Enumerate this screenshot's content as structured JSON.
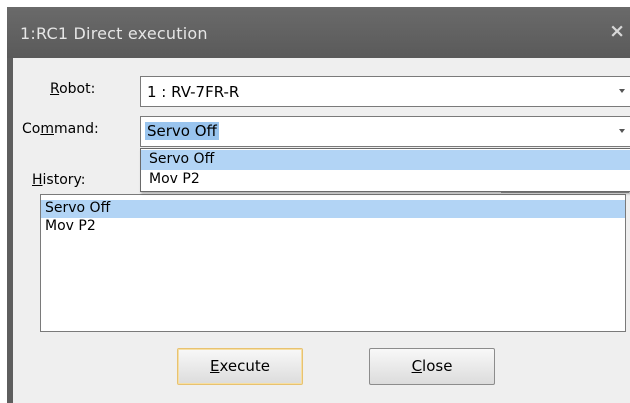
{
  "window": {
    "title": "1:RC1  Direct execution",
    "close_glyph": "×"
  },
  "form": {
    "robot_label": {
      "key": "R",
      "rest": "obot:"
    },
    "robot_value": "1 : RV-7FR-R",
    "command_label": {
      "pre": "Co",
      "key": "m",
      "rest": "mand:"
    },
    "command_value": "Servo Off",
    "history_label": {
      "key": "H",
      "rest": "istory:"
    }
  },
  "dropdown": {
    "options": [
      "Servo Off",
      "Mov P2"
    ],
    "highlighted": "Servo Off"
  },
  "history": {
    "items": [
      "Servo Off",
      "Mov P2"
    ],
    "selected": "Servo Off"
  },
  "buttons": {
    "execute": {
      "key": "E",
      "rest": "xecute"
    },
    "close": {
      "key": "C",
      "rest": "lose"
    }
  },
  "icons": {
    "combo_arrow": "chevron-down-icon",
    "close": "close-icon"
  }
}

• [What to work on] Of the lines in the material, how many include "rest"? Respond with the number alone.

• [Completed exercise] 5